■ **Parts of the exercise**:
1: In the passage on the Sipekne’katik consultation dispute, what facility is Cheryl Maloney fighting to stop?
2: Copy from the passage on the Sipekne’katik consultation dispute the words from "The McNeil government" up to and including "be consulted with.".

■ **Text passage**:
□ □ □ □ □ □ □

The McNeil government and Justice Department lawyer Alex Cameron are challenging that legal consensus and precedent by arguing that the provincial government is only required to consult unconquered peoples when considering resource development. They argue that the Sipekne’katik band was conquered by the Crown and therefore does not need to be consulted with.

Activist Cheryl Maloney of the Sipekne’katik band who is fighting the construction of the Alton Gas storage facility in her region, is understandably angry at this approach. In an article by Local Xpress reporter Francis Campbell, Maloney is quoted as saying that “The Nova Scotia government refuses to recognize what has been recognized by the Supreme Court of Canada, the highest court in the land.”

Experts like Dalhousie chair of aboriginal law and policy Naomi Metallic are angered by the stance the legal brief articulates. In the same article Metallic calls it “deeply disconcerting.”

□ □ □ □ □ □ □

■ **Excerpted data**:
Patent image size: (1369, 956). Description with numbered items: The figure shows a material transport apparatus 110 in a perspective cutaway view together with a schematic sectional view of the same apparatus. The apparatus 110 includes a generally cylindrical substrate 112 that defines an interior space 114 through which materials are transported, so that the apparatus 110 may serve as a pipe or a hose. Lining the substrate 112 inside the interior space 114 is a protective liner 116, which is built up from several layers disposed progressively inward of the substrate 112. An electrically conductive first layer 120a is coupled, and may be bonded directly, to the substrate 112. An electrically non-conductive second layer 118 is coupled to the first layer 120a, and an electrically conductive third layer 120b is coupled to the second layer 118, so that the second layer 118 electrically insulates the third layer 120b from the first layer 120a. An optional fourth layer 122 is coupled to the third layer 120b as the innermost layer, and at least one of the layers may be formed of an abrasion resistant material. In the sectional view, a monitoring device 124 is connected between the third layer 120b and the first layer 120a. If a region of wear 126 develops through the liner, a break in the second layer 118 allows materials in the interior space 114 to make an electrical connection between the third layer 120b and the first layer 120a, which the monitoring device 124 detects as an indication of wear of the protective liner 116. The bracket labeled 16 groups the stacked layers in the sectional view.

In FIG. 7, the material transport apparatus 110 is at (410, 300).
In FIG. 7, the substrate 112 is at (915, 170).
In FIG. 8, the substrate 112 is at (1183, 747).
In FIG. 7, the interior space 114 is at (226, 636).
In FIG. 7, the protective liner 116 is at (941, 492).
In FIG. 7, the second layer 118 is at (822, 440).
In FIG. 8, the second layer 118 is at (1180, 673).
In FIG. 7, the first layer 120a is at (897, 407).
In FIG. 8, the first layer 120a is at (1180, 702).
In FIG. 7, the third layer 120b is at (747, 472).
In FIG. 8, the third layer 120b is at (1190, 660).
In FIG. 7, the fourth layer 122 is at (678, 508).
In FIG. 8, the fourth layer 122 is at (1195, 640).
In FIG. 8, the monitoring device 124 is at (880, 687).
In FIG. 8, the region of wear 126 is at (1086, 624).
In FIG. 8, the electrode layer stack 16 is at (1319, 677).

□ □ □ □ □ □ □

■ **Answers given**:
1: The Alton Gas storage facility.

2:
The McNeil government and Justice Department lawyer Alex Cameron are challenging that legal consensus and precedent by arguing that the provincial government is only required to consult unconquered peoples when considering resource development. They argue that the Sipekne’katik band was conquered by the Crown and therefore does not need to be consulted with.